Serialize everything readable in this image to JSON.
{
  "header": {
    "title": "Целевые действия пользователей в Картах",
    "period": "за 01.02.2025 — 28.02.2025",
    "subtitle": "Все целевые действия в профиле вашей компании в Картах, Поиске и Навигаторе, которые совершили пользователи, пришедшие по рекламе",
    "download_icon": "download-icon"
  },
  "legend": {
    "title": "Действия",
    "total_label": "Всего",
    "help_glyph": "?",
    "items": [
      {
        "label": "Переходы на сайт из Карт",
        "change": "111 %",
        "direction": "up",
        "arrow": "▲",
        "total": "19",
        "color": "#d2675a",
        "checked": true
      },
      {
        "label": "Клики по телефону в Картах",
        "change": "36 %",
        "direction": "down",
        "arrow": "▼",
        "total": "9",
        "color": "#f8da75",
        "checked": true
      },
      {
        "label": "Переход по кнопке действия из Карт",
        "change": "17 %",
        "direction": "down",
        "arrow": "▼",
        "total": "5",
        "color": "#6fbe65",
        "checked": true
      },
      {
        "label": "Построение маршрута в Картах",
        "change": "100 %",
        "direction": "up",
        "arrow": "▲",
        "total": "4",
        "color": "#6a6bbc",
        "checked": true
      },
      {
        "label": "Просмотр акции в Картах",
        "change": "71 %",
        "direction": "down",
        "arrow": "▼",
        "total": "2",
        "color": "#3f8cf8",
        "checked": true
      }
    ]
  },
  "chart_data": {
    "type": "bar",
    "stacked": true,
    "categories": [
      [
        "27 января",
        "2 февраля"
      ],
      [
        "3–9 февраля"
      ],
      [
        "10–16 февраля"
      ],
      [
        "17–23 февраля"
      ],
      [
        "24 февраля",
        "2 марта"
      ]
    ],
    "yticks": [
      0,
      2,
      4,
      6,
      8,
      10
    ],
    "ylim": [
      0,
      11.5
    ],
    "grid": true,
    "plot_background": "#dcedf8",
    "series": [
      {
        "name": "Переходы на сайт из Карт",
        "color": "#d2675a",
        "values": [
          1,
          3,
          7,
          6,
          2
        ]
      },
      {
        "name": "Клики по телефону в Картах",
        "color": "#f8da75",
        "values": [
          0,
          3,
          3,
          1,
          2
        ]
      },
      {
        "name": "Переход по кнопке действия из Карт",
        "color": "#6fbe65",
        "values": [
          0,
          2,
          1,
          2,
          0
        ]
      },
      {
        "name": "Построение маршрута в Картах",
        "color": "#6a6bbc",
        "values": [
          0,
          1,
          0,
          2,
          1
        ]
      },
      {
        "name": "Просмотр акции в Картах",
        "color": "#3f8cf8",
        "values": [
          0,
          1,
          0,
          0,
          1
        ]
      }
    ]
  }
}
____
## [WHAT YOU HAVE TO DO]
Identify every line holding the word "акции" and copy it out.

## [RESULT FOR THIS TASK]
        "label": "Просмотр акции в Картах",
        "name": "Просмотр акции в Картах",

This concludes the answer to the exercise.